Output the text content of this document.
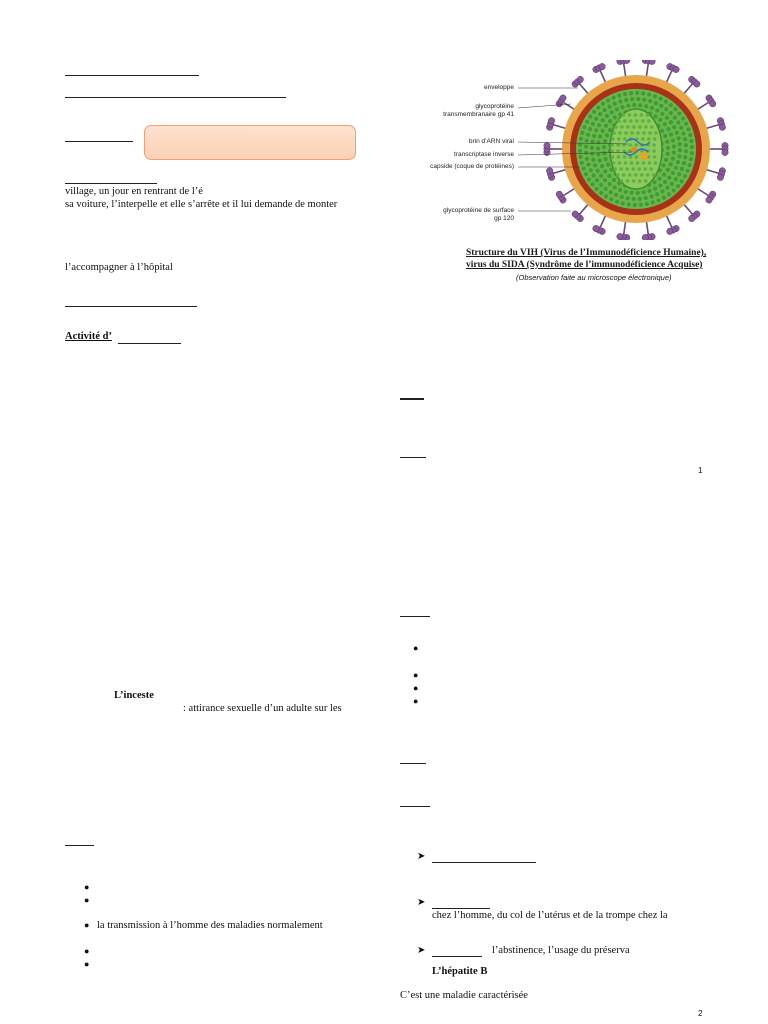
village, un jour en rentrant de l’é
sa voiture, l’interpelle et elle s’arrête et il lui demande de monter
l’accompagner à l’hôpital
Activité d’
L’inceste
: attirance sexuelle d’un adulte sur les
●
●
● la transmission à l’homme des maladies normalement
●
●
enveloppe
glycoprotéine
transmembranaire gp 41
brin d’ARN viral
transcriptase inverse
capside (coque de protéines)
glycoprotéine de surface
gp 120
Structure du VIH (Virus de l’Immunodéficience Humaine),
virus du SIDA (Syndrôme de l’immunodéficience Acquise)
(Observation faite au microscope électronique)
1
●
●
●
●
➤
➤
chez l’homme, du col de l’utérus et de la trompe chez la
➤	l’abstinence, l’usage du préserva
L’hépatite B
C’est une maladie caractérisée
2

-.-.-

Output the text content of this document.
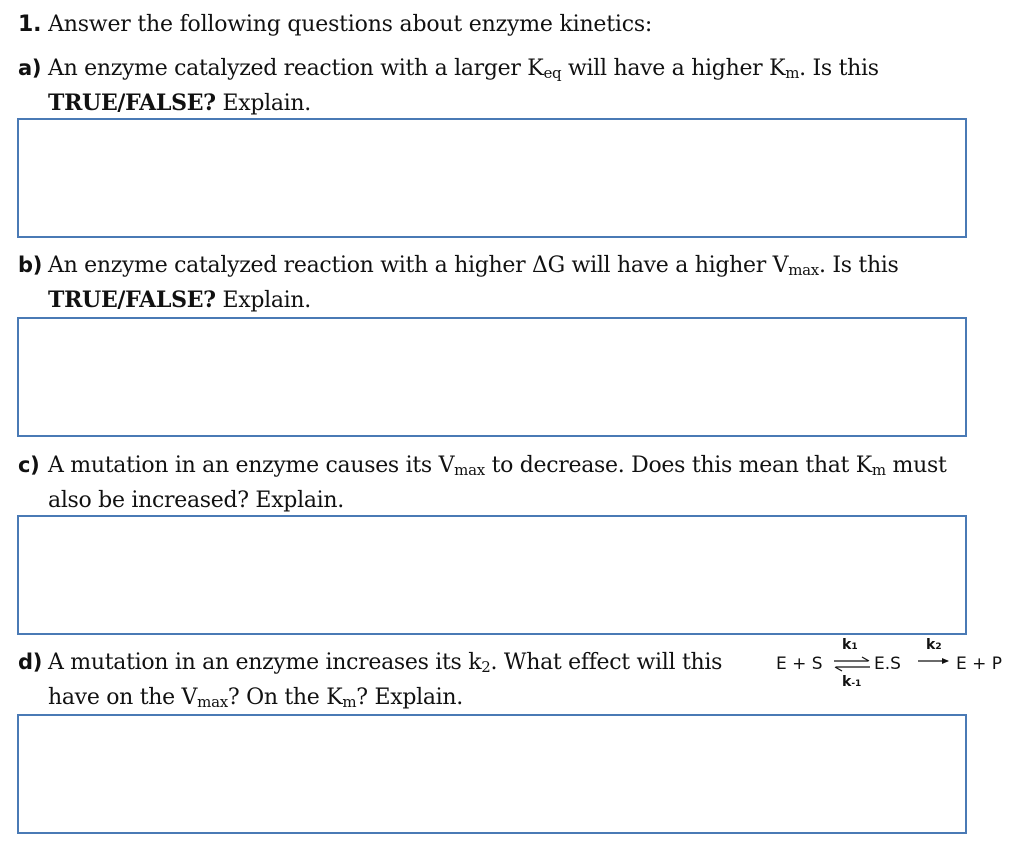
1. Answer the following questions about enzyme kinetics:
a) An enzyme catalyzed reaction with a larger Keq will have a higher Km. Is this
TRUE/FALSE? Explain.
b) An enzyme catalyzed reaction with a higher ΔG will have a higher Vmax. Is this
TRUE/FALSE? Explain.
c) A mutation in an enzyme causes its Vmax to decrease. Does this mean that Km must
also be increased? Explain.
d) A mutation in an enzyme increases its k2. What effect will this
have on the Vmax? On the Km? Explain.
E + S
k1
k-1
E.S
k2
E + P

-.-.-

Across the records above, how many lines hold the string "with"? The number alone will do.

2